**What is needed**
Wherever "relative" appears in a line, list that line.

* START *

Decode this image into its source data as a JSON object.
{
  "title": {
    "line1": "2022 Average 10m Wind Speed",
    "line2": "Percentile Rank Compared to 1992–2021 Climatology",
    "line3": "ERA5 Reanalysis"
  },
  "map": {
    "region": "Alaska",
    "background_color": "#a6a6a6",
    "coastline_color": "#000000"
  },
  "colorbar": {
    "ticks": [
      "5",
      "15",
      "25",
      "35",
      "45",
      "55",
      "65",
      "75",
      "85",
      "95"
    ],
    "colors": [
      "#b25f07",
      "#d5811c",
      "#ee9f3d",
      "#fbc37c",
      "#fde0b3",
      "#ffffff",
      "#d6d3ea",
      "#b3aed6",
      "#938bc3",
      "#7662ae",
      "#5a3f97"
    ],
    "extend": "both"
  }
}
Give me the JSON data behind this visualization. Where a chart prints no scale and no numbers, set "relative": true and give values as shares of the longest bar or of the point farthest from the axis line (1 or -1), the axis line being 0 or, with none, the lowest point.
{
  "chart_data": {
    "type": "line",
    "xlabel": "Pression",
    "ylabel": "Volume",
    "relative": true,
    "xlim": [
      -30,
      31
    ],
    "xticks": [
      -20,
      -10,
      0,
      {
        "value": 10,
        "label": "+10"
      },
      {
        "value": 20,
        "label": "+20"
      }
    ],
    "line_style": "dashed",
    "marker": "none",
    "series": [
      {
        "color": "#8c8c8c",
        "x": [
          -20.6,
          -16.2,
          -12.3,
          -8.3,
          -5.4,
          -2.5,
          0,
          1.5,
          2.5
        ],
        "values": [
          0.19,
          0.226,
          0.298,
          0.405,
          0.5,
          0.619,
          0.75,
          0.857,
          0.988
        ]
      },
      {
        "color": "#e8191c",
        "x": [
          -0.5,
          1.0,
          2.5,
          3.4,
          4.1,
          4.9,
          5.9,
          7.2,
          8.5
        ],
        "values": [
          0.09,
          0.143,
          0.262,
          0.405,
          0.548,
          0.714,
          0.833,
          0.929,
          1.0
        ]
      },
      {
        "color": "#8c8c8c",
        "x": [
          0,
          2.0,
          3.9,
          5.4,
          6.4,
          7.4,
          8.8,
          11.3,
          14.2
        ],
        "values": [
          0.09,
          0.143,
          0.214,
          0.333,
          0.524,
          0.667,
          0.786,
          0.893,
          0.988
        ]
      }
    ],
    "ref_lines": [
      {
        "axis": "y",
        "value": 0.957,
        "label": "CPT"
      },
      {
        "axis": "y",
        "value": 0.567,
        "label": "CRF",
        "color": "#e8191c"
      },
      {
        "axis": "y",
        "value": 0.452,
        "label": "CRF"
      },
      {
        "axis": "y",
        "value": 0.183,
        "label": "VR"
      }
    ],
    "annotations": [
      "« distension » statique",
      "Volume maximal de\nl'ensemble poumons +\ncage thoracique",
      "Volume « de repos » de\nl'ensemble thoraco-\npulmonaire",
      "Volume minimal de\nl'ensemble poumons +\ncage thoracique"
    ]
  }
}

* END *

**Solution to the exercise**
Give me the JSON data behind this visualization. Where a chart prints no scale and no numbers, set "relative": true and give values as shares of the longest bar or of the point farthest from the axis line (1 or -1), the axis line being 0 or, with none, the lowest point.
    "relative": true,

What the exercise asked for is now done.